** BEGIN Provided information **

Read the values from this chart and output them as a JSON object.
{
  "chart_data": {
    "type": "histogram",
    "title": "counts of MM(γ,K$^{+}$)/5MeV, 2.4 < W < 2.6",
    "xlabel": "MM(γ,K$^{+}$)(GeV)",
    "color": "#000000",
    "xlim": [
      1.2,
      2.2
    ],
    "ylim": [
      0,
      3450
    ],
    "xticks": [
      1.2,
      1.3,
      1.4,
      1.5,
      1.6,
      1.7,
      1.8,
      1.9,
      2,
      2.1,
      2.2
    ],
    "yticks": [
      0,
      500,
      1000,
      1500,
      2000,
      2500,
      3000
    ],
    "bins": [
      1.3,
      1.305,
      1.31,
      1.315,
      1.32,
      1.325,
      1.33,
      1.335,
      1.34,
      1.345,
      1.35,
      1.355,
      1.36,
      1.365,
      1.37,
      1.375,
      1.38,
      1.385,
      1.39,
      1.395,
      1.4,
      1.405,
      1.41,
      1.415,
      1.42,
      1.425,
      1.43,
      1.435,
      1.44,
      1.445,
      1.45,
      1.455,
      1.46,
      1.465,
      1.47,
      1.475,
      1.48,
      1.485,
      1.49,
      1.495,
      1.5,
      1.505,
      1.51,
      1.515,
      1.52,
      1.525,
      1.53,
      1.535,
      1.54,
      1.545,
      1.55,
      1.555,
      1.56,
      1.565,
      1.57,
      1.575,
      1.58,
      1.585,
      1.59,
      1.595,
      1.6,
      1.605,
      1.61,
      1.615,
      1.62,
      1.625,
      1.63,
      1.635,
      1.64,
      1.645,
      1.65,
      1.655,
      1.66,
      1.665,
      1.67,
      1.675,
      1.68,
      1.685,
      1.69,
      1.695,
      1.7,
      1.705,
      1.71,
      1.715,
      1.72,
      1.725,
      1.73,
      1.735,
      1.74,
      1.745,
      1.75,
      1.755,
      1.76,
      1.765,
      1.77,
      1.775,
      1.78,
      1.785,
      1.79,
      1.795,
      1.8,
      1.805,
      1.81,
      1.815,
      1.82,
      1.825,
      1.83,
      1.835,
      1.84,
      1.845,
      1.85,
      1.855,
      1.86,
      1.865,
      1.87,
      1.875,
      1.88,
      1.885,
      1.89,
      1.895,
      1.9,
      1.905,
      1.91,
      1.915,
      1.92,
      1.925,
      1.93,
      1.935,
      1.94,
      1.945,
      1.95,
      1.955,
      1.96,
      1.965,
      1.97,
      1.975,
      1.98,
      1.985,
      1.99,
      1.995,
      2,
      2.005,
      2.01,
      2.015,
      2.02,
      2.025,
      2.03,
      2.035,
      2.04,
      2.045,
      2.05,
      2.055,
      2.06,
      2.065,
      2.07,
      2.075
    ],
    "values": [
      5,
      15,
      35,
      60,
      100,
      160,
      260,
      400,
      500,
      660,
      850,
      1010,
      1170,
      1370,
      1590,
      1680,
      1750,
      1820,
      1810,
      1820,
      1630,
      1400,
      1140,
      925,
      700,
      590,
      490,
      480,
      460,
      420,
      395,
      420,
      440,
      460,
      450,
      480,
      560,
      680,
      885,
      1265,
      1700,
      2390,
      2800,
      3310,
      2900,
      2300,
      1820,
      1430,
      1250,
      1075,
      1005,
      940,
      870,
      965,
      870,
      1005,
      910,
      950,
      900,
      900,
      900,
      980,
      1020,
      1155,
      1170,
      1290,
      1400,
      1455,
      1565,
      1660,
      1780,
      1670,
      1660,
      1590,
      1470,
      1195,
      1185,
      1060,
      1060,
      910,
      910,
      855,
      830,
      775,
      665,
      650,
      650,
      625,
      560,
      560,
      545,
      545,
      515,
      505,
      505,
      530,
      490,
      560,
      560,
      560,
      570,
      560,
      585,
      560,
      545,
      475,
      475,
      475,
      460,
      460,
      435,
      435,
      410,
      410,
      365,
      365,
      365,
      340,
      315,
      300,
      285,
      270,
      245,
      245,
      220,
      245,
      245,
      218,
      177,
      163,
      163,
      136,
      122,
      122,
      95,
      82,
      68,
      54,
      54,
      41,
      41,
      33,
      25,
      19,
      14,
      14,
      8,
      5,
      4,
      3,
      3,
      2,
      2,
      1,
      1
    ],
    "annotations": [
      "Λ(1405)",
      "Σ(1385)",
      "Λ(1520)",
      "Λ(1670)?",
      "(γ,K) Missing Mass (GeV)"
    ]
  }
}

** END Provided information **

◆ Exercise description ◆
Gather every line from the entries above where the word "values" appears, and copy them.

◆ Result of the task ◆
Read the values from this chart and output them as a JSON object.
    "values": [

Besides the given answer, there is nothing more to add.